**Instructions to follow**
Using the listing below, report all lines holding the word "Großhandel".

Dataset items

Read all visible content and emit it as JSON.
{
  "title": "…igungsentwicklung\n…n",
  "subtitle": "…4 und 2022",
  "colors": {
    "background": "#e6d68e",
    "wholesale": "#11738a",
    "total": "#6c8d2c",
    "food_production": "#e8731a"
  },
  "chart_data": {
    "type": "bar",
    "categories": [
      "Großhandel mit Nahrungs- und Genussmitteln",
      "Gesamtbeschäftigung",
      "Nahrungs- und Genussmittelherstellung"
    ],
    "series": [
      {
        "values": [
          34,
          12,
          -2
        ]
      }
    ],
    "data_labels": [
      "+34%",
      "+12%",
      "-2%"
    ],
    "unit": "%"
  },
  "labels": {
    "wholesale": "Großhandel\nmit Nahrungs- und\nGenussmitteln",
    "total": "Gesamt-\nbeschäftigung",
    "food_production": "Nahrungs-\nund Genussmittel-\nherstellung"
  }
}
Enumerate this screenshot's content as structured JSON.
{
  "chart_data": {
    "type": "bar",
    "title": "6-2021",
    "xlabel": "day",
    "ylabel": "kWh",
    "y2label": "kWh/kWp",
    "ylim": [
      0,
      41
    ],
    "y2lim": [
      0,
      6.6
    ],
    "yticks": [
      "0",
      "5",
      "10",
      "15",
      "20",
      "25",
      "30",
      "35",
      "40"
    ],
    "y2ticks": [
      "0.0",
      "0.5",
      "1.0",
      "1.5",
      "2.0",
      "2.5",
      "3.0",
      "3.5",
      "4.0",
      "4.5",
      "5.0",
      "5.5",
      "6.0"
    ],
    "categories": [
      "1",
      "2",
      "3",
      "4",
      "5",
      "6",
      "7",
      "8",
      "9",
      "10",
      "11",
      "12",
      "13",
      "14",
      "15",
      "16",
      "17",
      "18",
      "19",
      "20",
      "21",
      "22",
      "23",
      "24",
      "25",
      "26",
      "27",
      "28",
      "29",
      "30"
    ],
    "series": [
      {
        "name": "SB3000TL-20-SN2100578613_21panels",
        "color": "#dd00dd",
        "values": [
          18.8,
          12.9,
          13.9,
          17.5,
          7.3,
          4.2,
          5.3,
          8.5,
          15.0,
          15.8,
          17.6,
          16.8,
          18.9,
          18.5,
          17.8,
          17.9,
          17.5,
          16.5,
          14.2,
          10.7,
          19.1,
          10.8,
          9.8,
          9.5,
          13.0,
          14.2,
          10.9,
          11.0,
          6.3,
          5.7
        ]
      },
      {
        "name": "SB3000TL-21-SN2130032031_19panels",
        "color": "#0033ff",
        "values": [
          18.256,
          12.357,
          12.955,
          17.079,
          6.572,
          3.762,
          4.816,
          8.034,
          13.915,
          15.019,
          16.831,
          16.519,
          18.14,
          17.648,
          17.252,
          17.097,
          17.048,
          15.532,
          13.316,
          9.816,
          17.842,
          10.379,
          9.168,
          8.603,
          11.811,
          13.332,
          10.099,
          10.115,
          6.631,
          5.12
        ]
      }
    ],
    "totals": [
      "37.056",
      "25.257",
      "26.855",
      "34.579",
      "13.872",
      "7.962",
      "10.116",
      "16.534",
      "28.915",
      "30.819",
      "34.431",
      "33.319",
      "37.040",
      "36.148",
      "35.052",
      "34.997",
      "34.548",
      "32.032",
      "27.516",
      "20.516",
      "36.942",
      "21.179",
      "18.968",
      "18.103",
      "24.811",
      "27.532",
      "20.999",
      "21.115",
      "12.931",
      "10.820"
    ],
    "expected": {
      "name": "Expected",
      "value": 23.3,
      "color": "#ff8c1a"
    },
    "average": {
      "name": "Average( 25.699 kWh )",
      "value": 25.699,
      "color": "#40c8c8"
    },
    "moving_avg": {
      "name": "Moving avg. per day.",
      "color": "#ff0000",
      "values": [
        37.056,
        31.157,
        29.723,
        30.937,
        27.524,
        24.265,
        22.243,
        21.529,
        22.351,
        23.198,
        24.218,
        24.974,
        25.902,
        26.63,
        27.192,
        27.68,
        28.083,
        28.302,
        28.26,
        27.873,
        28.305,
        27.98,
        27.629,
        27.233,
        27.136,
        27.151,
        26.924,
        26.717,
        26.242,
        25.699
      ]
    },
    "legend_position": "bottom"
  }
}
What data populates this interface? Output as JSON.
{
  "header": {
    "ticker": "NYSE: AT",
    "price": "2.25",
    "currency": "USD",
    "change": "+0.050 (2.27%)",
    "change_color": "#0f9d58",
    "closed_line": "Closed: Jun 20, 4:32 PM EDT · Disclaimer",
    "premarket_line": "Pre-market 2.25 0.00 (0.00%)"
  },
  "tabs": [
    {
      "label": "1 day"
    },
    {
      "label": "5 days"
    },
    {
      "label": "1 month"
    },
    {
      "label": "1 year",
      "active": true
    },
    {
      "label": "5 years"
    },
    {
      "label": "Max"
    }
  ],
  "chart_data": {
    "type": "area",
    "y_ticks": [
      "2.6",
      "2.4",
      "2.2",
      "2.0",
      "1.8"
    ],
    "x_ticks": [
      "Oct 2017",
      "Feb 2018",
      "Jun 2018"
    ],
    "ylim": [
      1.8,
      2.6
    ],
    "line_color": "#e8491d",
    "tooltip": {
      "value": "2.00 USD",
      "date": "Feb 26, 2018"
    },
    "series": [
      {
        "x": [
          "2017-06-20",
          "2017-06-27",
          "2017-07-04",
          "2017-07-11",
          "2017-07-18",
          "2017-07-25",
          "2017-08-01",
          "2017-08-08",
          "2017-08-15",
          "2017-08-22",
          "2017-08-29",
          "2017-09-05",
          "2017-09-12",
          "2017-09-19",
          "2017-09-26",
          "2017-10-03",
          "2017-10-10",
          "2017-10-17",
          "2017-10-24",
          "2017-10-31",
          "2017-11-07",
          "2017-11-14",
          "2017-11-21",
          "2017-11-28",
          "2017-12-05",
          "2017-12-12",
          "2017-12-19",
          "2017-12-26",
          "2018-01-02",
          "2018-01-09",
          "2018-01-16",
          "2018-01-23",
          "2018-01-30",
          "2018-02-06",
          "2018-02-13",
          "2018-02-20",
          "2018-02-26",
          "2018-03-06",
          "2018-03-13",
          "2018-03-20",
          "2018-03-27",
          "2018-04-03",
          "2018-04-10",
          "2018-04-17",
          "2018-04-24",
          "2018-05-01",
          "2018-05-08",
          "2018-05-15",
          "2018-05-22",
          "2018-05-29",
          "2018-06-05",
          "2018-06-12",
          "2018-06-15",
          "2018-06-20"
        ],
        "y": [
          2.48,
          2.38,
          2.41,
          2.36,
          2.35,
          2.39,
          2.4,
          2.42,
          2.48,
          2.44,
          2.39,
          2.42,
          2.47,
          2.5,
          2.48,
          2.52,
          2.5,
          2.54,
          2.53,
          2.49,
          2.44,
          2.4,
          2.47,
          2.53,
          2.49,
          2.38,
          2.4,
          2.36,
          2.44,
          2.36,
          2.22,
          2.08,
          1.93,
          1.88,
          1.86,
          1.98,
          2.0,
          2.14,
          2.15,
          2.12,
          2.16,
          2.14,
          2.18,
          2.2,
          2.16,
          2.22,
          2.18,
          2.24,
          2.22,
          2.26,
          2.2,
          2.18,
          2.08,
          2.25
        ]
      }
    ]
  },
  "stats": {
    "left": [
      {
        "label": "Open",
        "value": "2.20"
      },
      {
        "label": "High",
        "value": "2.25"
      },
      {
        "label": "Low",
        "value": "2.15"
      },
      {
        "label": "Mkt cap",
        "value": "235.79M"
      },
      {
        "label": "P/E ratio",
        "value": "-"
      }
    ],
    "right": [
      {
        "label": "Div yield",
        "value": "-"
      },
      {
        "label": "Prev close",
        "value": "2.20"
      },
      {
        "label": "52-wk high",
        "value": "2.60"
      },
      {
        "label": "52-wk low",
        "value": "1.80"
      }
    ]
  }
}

**Exercise solution**
      "Großhandel mit Nahrungs- und Genussmitteln",
    "wholesale": "Großhandel\nmit Nahrungs- und\nGenussmitteln",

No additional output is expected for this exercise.